** begin **
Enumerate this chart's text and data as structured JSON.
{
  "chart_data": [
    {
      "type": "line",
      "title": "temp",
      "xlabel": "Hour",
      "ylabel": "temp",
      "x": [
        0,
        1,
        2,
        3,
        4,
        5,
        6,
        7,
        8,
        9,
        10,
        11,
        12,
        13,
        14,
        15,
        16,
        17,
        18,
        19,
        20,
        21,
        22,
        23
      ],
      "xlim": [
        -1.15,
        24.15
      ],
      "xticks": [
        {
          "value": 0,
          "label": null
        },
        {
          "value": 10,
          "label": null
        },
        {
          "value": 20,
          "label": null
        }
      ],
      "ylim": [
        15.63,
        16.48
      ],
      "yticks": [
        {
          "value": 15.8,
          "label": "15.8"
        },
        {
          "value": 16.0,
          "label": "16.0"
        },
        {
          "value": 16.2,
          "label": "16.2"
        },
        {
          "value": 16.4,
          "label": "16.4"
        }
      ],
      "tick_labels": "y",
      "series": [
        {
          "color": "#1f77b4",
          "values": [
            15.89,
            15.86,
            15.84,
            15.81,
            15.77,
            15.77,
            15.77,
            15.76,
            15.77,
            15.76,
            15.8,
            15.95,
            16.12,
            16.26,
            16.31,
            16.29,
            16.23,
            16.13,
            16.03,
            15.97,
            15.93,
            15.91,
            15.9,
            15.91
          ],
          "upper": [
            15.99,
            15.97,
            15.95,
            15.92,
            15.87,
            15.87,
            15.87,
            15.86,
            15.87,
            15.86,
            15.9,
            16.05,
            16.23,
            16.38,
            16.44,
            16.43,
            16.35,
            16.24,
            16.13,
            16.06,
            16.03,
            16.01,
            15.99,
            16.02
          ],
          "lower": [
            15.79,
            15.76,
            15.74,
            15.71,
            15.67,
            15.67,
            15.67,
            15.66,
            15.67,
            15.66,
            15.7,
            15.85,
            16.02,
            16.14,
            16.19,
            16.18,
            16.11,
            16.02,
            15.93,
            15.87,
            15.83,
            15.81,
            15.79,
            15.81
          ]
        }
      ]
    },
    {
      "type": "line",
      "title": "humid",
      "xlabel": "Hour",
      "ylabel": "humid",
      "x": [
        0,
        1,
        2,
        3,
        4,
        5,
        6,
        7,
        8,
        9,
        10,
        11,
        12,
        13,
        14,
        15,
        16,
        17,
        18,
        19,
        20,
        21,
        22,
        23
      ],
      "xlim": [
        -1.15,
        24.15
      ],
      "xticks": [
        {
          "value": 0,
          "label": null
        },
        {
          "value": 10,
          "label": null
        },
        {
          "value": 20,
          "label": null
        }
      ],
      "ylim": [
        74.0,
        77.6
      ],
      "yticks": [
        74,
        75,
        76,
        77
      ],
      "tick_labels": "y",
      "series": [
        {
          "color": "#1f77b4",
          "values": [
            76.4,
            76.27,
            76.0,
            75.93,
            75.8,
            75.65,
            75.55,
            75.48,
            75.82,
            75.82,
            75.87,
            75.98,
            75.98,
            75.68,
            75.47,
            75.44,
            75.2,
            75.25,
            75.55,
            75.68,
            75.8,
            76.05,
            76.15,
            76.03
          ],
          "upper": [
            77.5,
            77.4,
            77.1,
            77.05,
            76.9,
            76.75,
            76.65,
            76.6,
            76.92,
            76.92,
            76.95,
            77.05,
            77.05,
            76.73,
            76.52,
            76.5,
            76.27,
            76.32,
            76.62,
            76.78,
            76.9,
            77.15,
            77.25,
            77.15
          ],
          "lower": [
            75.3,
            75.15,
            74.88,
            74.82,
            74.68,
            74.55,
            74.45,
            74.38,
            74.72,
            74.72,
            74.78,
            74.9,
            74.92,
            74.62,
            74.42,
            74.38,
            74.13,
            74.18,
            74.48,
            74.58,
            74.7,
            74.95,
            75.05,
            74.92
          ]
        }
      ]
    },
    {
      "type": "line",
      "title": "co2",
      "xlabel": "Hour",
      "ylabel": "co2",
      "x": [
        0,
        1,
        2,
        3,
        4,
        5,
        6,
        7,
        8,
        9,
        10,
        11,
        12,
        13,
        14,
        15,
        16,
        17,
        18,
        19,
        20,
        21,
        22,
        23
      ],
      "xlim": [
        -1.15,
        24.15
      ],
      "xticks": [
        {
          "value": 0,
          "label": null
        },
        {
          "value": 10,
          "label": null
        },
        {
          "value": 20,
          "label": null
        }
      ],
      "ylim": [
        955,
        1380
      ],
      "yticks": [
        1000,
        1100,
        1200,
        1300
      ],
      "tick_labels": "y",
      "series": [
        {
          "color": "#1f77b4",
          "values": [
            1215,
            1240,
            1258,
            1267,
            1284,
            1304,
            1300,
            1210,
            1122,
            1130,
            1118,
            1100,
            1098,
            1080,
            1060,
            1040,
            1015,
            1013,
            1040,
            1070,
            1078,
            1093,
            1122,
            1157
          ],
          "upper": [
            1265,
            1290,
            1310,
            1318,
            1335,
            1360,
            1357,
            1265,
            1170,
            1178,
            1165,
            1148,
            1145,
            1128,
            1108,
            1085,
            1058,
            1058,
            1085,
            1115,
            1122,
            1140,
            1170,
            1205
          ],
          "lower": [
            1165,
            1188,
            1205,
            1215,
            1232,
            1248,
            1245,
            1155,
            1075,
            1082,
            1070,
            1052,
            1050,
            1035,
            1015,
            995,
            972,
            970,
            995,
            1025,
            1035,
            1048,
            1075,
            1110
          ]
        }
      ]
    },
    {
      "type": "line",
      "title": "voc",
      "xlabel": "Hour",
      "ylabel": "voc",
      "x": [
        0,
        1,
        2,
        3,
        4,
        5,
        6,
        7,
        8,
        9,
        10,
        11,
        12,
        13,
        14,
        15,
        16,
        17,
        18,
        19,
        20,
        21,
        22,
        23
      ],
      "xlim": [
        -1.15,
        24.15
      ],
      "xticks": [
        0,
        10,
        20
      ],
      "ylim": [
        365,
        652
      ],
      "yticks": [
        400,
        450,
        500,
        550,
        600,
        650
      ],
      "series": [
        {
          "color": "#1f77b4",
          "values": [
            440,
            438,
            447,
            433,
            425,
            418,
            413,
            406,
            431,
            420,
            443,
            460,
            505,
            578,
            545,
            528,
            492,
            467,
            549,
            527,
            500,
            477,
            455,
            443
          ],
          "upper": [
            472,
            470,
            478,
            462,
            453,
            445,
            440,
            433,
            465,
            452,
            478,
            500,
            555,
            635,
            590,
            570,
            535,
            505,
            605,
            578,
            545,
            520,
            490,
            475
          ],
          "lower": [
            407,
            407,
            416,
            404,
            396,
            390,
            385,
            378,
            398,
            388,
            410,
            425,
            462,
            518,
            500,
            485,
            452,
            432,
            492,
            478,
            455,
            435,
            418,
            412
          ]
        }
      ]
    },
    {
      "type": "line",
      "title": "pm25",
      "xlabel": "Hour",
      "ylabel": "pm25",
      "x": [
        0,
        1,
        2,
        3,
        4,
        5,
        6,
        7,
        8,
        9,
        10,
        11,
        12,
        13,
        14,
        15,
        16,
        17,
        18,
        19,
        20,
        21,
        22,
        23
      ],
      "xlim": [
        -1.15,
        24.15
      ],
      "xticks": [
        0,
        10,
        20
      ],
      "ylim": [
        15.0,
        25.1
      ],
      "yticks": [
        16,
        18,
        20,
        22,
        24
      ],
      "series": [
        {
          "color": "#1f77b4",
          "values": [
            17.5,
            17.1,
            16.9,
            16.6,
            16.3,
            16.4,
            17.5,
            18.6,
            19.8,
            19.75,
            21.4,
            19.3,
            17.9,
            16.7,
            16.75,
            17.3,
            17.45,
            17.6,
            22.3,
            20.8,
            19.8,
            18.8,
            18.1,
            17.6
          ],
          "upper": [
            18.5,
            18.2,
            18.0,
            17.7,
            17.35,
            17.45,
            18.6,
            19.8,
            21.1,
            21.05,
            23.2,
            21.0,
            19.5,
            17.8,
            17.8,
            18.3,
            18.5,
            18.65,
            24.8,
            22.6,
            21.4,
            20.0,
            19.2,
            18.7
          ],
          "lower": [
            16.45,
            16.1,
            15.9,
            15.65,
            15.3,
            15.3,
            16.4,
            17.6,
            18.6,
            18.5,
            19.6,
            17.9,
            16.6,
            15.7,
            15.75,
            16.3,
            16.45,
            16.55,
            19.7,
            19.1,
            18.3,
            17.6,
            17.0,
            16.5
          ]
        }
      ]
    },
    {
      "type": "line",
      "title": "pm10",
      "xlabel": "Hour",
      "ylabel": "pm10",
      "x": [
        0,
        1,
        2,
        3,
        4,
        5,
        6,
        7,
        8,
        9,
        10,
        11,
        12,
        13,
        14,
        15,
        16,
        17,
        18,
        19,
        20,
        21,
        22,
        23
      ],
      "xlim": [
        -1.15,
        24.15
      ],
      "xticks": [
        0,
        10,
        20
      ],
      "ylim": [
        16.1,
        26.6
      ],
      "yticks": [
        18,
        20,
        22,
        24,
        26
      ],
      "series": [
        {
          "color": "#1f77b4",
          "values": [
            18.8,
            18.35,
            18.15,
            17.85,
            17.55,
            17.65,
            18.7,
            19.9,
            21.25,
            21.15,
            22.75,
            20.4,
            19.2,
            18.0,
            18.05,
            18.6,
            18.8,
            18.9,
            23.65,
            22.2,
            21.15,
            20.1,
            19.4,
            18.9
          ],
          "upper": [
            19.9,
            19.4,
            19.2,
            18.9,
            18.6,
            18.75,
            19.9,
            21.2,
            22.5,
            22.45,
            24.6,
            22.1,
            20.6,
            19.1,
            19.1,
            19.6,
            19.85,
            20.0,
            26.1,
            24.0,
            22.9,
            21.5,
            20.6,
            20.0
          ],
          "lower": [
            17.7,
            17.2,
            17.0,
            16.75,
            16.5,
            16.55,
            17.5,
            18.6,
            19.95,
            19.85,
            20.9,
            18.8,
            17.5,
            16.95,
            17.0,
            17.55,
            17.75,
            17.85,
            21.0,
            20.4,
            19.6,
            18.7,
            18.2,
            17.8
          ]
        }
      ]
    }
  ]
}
** end **
WRITTEN INSTRUCTION: Locate the lines above that hold the word "ylabel". Show every one of them.

IN RESPONSE:
      "ylabel": "temp",
      "ylabel": "humid",
      "ylabel": "co2",
      "ylabel": "voc",
      "ylabel": "pm25",
      "ylabel": "pm10",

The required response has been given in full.